→ Written instruction: Gather every line below where "this" appears.

Figure record extracts
======

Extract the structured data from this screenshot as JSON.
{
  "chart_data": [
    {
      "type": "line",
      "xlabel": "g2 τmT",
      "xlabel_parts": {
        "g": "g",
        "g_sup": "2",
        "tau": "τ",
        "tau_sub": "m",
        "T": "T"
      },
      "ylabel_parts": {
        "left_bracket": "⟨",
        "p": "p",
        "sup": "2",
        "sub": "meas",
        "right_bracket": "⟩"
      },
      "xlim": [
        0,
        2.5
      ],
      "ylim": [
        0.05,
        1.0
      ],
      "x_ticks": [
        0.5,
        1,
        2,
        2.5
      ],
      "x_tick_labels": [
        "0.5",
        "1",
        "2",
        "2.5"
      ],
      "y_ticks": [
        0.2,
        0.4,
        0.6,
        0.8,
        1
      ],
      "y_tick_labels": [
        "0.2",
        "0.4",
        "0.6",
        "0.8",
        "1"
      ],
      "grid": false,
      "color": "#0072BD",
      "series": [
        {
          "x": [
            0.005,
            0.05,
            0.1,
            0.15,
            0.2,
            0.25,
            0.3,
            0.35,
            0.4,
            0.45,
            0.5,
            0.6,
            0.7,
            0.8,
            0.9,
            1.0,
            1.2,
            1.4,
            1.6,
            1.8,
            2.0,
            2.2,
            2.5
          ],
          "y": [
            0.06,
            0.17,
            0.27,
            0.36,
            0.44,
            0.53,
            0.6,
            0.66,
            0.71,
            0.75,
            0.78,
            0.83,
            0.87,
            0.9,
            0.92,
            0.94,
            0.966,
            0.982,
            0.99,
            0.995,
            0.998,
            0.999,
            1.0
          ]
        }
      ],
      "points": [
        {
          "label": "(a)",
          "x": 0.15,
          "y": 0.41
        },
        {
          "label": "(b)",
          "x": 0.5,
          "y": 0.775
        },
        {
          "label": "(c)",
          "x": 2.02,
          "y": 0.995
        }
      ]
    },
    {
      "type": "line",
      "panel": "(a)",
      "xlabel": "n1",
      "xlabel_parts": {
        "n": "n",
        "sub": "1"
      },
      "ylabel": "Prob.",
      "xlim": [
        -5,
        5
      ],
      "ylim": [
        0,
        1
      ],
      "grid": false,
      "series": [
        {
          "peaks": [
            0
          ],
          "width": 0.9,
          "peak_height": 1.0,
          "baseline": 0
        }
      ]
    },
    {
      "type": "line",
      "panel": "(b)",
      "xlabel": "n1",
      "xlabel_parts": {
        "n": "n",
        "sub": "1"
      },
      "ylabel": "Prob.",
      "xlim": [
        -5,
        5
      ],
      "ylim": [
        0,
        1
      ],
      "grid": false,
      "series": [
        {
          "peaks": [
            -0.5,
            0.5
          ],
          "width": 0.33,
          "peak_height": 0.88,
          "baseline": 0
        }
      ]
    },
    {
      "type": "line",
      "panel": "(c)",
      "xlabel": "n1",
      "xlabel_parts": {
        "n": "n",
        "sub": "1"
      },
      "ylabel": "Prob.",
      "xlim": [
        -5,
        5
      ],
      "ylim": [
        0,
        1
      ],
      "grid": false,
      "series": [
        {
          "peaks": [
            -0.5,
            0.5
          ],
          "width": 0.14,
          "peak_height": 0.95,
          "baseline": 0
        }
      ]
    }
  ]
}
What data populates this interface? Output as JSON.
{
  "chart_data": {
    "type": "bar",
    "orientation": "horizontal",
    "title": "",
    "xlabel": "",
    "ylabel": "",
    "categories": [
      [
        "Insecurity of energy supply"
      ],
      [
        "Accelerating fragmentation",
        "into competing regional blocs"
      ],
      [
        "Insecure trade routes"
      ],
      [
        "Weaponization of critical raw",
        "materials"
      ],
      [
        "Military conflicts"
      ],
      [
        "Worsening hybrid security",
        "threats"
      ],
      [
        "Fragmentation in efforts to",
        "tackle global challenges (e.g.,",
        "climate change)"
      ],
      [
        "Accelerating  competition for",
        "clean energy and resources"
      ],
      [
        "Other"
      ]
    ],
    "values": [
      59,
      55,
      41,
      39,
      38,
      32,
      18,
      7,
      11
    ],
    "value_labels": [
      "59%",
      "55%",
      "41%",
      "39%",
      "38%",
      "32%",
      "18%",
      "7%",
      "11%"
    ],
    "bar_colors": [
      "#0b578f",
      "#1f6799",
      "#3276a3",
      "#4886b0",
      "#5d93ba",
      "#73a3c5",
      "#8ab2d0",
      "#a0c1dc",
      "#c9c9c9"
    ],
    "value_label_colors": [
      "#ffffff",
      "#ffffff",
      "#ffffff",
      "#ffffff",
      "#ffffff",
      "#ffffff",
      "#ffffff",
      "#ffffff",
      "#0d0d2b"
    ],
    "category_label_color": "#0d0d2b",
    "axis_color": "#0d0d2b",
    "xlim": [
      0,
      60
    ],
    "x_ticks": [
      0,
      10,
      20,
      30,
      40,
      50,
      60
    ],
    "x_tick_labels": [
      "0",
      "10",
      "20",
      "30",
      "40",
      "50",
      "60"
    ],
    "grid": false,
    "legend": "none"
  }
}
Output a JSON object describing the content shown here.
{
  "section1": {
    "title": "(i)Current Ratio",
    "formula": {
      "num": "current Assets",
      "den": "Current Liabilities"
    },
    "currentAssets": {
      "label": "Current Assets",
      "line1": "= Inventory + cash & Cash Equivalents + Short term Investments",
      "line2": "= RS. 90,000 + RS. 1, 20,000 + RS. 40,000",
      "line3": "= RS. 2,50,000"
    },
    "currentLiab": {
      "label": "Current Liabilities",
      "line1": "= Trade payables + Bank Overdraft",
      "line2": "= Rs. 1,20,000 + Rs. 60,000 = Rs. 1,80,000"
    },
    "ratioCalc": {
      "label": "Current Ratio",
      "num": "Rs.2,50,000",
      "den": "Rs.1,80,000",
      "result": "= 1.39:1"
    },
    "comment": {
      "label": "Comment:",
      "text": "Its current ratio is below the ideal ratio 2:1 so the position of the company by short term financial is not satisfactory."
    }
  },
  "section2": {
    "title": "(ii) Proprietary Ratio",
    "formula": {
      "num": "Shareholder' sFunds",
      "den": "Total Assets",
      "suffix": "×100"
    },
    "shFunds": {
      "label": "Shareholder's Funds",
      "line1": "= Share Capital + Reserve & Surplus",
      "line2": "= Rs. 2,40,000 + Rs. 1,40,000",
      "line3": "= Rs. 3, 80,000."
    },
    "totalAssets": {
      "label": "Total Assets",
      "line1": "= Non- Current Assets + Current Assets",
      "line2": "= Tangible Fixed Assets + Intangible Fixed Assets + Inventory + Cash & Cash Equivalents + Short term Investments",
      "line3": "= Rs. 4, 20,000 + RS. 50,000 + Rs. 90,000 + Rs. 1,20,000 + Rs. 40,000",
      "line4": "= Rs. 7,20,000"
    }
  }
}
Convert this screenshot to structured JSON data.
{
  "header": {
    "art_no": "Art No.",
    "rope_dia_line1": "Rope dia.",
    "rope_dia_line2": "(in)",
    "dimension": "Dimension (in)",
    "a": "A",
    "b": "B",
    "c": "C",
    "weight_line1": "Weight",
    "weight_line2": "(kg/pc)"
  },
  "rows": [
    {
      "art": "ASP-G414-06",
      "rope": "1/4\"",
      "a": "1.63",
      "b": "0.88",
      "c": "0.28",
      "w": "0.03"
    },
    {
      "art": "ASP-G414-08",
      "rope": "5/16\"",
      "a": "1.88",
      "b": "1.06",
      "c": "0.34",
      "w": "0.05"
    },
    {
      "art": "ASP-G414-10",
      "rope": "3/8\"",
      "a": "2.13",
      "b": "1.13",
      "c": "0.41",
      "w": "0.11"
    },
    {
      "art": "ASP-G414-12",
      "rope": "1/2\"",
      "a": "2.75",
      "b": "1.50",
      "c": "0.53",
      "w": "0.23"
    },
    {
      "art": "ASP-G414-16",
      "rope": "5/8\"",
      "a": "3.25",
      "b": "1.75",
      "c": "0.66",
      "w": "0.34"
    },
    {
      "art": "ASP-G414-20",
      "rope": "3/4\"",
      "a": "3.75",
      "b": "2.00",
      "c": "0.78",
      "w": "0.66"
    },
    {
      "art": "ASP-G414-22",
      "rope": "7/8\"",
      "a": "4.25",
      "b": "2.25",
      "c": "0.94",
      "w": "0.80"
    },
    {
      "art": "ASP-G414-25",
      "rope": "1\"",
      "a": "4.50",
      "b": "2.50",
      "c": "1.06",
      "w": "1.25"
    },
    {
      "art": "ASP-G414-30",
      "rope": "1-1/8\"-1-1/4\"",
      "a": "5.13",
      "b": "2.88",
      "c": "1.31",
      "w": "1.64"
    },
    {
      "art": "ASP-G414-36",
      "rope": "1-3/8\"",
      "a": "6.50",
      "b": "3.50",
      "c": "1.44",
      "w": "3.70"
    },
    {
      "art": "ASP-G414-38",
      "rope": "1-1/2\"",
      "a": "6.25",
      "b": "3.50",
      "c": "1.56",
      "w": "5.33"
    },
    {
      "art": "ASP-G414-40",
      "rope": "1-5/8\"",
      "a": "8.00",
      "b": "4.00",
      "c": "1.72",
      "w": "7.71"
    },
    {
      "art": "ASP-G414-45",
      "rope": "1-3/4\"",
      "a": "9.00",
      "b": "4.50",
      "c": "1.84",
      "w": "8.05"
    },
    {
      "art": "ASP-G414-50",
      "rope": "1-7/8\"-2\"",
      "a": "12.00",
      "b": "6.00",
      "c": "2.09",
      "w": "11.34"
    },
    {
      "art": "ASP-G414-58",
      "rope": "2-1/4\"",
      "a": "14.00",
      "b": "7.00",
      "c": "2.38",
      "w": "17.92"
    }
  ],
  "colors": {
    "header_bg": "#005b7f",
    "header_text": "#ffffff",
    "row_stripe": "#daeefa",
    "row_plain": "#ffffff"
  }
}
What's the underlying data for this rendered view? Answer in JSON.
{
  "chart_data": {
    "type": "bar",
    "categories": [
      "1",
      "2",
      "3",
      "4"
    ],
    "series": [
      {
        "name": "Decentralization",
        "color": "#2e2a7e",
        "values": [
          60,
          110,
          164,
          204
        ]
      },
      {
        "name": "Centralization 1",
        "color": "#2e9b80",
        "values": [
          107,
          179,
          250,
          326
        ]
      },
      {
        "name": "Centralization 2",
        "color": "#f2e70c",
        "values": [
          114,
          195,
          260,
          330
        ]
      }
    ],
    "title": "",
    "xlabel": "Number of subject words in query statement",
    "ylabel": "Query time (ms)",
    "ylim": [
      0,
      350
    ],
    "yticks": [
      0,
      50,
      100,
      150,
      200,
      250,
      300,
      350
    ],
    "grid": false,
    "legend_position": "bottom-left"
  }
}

======

→ Exercise result:
Extract the structured data from this screenshot as JSON.
What data populates this interface? Output as JSON.
Convert this screenshot to structured JSON data.
What's the underlying data for this rendered view? Answer in JSON.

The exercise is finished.